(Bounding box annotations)

● ● ● ● ● ● ●

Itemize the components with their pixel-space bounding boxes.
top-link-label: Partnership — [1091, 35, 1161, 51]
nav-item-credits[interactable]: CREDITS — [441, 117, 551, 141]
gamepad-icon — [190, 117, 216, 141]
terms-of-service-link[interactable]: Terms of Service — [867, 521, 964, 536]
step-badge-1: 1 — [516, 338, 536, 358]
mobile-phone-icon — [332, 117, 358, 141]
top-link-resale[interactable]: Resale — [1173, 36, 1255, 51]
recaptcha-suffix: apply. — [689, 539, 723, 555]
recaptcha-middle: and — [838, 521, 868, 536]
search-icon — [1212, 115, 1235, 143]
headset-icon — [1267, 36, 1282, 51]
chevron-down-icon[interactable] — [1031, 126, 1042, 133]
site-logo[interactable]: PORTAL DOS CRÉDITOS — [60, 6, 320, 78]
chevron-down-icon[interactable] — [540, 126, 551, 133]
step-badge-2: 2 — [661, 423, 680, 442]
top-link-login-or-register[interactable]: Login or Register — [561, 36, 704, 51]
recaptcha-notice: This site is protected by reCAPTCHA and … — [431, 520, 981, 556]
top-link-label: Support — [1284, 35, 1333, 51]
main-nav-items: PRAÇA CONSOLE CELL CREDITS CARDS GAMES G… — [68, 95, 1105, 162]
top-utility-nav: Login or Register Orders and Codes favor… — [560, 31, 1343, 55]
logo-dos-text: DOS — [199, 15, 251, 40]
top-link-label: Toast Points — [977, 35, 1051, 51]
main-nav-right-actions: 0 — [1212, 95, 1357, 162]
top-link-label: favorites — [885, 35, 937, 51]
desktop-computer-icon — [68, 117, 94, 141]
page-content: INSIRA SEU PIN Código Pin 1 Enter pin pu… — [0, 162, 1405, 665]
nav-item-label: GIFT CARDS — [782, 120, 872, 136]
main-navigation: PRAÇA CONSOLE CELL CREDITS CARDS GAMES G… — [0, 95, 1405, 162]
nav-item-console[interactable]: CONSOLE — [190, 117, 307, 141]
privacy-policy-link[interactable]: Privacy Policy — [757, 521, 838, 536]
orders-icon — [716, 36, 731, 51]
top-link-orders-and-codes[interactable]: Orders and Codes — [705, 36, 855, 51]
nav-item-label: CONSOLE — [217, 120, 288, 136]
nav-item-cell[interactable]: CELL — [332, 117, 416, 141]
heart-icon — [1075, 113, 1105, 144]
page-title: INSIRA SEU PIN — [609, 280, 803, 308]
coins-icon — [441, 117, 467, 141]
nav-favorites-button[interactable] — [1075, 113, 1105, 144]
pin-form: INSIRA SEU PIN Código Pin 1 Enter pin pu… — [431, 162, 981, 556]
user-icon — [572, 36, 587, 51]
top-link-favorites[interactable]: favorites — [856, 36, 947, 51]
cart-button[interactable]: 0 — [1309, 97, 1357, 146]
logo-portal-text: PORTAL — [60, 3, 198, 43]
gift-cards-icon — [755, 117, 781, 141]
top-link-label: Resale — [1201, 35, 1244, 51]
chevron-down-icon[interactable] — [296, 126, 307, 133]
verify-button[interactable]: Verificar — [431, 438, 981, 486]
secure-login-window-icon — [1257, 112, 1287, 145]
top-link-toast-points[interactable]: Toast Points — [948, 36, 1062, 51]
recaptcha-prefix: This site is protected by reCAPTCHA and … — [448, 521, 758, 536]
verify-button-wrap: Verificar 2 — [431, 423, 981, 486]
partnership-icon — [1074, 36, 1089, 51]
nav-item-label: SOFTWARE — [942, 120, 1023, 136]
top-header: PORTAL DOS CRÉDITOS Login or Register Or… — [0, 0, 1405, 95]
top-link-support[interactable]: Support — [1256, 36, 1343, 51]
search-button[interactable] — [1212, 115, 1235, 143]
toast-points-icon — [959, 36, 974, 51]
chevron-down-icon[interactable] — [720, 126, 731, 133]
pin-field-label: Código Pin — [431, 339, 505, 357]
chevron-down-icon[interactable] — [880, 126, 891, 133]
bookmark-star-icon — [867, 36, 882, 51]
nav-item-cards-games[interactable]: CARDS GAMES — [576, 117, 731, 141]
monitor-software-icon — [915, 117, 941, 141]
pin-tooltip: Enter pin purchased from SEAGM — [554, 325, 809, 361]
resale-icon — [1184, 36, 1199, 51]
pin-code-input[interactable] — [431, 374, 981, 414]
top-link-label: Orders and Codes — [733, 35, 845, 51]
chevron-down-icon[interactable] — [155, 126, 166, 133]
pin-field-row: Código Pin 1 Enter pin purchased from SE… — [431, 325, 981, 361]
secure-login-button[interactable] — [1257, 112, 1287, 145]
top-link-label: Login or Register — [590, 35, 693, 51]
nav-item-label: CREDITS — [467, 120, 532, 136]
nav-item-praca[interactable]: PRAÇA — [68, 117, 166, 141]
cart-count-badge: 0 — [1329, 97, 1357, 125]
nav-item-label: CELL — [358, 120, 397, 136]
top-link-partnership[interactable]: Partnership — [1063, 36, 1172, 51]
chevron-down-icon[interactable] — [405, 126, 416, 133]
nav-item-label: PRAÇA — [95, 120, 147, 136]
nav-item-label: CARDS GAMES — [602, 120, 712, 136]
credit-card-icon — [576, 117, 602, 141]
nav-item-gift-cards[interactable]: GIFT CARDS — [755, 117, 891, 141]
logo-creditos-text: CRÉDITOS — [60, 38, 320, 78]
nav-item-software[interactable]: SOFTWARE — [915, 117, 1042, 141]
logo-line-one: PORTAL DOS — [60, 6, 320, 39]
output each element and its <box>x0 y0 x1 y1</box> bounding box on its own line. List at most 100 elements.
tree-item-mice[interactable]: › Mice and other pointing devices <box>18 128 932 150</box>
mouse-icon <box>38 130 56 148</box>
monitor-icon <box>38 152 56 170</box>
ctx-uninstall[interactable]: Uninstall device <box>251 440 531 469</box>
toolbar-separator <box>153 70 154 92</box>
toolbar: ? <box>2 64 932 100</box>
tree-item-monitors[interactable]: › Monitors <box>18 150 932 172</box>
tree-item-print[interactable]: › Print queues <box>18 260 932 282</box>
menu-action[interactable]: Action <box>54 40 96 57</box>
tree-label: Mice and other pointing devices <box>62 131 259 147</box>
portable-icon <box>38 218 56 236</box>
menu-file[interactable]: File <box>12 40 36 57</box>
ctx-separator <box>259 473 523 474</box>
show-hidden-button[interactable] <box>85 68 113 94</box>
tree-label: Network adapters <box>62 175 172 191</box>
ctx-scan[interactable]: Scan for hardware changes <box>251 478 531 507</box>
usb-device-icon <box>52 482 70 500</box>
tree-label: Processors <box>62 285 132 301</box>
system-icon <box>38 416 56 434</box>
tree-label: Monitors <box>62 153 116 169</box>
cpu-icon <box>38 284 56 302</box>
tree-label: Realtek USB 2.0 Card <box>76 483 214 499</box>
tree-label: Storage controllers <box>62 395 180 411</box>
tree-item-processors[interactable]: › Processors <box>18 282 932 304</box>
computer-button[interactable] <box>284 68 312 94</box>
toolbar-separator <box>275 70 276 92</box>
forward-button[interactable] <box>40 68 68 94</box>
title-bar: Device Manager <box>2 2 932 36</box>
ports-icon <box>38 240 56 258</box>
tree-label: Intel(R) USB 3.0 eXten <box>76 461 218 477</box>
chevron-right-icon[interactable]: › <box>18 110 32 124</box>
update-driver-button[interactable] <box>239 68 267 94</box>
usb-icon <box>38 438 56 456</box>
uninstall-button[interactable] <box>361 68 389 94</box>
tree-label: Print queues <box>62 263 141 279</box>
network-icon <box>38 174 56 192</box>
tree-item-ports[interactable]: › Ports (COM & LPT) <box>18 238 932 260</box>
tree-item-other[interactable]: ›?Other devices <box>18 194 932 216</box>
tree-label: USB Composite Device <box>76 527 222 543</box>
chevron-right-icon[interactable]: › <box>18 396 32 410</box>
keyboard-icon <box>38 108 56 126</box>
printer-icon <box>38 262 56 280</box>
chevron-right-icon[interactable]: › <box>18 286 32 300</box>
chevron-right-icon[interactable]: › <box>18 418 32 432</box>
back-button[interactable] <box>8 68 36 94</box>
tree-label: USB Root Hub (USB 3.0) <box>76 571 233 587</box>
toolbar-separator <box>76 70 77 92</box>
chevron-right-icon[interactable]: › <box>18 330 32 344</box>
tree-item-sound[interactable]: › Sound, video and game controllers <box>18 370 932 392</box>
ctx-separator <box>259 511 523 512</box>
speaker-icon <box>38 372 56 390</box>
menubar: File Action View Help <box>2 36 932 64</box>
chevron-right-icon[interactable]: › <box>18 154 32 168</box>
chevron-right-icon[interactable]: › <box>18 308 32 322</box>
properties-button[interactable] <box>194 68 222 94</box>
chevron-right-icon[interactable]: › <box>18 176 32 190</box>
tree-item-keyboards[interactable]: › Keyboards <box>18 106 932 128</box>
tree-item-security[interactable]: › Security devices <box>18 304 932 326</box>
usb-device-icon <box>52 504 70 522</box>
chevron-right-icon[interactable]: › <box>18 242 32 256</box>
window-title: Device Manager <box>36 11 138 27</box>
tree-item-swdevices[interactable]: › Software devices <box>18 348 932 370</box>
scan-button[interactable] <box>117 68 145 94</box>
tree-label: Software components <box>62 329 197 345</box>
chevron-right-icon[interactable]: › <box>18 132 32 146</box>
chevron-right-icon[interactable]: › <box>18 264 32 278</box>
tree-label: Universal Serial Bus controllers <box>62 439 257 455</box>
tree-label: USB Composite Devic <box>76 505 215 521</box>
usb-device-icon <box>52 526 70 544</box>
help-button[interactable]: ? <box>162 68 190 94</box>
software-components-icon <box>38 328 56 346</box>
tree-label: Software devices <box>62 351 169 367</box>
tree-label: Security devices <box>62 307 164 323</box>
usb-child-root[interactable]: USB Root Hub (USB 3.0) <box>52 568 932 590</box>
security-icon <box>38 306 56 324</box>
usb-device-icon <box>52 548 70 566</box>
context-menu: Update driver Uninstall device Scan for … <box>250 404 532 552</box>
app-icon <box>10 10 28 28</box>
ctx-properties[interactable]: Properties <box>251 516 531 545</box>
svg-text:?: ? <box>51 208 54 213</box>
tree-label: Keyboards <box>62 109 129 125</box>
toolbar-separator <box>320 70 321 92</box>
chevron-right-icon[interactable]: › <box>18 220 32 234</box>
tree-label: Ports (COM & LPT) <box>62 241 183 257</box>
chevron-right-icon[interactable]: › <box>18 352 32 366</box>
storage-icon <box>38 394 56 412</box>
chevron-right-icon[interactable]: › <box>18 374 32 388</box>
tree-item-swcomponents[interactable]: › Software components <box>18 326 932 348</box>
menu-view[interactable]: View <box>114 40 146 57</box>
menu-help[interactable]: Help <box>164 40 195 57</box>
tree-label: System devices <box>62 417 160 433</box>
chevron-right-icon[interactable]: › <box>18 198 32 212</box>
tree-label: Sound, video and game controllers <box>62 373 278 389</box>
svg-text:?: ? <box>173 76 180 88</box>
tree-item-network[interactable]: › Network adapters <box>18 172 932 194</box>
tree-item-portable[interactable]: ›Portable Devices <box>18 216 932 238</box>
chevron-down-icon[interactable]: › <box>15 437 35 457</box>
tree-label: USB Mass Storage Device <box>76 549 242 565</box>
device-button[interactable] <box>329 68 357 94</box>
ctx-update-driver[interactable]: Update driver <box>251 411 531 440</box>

● ● ● ● ● ● ●

Description of the task -> Write out the entries above verbatim, starting from the very first line and ending with the line that contains "top-link-login-or-register[interactable]: Login or", that line included.

Written response ->
Itemize the components with their pixel-space bounding boxes.
top-link-label: Partnership — [1091, 35, 1161, 51]
nav-item-credits[interactable]: CREDITS — [441, 117, 551, 141]
gamepad-icon — [190, 117, 216, 141]
terms-of-service-link[interactable]: Terms of Service — [867, 521, 964, 536]
step-badge-1: 1 — [516, 338, 536, 358]
mobile-phone-icon — [332, 117, 358, 141]
top-link-resale[interactable]: Resale — [1173, 36, 1255, 51]
recaptcha-suffix: apply. — [689, 539, 723, 555]
recaptcha-middle: and — [838, 521, 868, 536]
search-icon — [1212, 115, 1235, 143]
headset-icon — [1267, 36, 1282, 51]
chevron-down-icon[interactable] — [1031, 126, 1042, 133]
site-logo[interactable]: PORTAL DOS CRÉDITOS — [60, 6, 320, 78]
chevron-down-icon[interactable] — [540, 126, 551, 133]
step-badge-2: 2 — [661, 423, 680, 442]
top-link-login-or-register[interactable]: Login or Register — [561, 36, 704, 51]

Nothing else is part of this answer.